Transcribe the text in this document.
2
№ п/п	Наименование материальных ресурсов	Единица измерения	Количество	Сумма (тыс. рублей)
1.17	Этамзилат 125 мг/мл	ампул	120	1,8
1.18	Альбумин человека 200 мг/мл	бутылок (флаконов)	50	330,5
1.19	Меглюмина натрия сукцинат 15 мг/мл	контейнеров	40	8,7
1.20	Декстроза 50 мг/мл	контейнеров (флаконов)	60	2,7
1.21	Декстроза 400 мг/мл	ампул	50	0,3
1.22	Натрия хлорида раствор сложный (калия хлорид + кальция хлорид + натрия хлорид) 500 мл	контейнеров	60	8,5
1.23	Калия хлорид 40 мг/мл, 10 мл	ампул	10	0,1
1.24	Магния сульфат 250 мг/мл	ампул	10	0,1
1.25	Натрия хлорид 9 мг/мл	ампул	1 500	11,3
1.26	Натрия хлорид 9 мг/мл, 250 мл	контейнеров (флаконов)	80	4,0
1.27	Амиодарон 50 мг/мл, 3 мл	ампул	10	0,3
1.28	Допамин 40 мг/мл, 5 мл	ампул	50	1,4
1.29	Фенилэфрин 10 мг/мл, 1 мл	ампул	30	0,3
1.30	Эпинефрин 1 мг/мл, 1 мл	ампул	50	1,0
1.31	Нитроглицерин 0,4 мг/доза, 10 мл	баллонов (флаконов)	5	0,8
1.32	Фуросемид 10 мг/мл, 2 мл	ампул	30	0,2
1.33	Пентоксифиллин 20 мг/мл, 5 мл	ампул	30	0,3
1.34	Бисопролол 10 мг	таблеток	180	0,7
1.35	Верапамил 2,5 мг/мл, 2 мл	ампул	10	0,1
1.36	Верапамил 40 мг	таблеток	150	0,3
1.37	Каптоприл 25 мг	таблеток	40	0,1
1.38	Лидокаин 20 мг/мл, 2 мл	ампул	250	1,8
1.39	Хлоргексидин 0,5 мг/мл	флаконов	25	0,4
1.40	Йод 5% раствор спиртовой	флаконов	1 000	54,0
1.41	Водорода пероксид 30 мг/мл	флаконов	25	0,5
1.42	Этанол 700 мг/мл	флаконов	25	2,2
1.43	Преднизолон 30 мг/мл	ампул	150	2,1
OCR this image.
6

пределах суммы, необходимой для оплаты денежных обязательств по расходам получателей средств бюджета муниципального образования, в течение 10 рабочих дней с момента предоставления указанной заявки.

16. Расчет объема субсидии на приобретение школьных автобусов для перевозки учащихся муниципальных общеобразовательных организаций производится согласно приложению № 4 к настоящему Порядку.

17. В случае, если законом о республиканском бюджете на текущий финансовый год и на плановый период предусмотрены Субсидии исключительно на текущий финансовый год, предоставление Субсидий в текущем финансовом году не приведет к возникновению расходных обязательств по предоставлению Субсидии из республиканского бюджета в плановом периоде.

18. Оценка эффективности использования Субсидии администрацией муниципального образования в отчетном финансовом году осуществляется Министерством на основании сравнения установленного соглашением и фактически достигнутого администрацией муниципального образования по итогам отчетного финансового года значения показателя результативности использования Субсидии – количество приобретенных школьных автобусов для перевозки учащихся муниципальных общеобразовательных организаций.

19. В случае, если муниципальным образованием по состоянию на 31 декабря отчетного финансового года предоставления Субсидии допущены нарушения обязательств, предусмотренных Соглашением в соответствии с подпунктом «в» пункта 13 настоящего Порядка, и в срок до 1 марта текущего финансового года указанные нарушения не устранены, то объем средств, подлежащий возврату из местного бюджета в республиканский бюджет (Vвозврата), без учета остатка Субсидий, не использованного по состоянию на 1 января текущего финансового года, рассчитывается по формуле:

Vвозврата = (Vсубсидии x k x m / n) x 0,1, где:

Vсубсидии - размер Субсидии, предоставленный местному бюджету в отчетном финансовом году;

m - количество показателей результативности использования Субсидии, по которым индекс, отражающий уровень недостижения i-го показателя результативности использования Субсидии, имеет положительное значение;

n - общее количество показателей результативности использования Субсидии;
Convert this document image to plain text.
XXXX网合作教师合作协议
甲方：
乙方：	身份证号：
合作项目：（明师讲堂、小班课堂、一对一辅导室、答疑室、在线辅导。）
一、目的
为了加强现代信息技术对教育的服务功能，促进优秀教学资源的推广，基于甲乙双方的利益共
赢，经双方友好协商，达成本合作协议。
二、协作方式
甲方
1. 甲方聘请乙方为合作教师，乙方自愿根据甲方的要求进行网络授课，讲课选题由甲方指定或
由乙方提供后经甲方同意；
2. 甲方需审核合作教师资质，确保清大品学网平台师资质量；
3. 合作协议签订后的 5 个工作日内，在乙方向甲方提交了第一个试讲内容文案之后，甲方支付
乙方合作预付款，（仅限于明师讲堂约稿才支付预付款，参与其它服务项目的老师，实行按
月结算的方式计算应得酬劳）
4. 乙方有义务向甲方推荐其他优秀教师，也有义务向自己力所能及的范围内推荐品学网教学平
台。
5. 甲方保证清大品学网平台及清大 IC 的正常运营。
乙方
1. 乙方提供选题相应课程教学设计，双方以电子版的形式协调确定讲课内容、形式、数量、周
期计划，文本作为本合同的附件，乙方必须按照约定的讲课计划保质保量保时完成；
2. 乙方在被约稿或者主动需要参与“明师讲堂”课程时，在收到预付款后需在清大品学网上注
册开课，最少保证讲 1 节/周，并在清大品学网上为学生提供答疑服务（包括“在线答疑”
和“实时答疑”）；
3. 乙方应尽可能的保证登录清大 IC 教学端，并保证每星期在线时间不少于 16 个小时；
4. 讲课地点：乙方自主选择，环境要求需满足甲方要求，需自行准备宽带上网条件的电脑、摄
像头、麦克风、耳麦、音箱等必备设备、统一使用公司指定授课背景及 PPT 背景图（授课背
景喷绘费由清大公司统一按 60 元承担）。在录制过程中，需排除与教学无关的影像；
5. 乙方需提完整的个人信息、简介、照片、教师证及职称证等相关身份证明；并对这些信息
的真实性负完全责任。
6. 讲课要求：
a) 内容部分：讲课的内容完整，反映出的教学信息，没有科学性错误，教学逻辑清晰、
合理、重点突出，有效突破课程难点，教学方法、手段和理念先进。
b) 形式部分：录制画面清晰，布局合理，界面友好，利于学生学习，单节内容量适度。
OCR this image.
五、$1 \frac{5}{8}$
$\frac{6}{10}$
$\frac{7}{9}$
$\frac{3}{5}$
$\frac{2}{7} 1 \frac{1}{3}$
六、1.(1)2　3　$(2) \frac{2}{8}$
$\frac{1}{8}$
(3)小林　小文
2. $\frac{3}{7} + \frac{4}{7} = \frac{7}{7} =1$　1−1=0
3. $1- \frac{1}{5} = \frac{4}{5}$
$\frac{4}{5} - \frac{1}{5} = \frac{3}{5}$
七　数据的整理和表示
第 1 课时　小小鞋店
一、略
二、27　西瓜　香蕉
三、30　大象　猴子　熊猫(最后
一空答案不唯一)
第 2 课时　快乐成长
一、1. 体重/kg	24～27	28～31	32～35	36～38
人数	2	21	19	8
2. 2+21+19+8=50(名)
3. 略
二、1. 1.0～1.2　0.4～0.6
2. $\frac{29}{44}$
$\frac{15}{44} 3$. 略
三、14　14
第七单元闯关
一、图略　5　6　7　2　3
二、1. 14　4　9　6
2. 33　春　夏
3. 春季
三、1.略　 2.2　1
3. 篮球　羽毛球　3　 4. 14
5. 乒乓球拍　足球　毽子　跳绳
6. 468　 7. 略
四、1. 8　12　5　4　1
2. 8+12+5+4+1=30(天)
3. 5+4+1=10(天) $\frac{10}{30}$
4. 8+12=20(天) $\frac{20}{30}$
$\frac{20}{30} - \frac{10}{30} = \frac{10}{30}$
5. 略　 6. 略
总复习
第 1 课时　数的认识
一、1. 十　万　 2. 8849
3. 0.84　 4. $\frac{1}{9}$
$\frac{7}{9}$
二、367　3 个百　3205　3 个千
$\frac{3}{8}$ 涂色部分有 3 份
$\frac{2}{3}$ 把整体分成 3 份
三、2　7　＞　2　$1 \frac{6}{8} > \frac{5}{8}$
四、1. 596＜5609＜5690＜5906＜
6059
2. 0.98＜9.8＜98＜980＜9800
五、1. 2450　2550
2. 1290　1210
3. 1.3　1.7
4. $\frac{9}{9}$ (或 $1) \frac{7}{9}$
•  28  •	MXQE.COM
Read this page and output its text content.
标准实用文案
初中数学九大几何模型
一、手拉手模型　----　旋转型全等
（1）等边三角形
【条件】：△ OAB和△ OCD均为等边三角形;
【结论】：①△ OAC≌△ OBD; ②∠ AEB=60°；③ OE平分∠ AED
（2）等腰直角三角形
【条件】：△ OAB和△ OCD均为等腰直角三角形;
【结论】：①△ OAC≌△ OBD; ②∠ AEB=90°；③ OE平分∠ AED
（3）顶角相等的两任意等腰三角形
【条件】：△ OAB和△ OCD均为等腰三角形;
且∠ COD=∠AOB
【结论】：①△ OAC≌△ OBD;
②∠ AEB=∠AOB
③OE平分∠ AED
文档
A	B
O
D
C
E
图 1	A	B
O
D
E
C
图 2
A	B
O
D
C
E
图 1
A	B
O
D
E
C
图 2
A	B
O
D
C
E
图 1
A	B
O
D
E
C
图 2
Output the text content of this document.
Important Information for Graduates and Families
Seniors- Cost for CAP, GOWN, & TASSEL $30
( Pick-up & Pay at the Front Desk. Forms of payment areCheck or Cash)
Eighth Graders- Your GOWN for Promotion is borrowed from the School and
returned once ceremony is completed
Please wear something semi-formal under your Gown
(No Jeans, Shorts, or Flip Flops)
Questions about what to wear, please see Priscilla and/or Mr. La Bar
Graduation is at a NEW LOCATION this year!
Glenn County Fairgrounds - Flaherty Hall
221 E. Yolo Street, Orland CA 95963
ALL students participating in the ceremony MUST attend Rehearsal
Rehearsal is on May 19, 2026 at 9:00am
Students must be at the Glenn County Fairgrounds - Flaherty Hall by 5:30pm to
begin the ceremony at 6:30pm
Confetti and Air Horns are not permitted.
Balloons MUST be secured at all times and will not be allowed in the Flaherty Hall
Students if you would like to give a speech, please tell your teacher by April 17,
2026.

Given request: Reproduce the lines from the one containing "Output the text content of this document." to the end of the entries, keeping both ends and adding nothing.

Task solution:
Output the text content of this document.
Important Information for Graduates and Families
Seniors- Cost for CAP, GOWN, & TASSEL $30
( Pick-up & Pay at the Front Desk. Forms of payment areCheck or Cash)
Eighth Graders- Your GOWN for Promotion is borrowed from the School and
returned once ceremony is completed
Please wear something semi-formal under your Gown
(No Jeans, Shorts, or Flip Flops)
Questions about what to wear, please see Priscilla and/or Mr. La Bar
Graduation is at a NEW LOCATION this year!
Glenn County Fairgrounds - Flaherty Hall
221 E. Yolo Street, Orland CA 95963
ALL students participating in the ceremony MUST attend Rehearsal
Rehearsal is on May 19, 2026 at 9:00am
Students must be at the Glenn County Fairgrounds - Flaherty Hall by 5:30pm to
begin the ceremony at 6:30pm
Confetti and Air Horns are not permitted.
Balloons MUST be secured at all times and will not be allowed in the Flaherty Hall
Students if you would like to give a speech, please tell your teacher by April 17,
2026.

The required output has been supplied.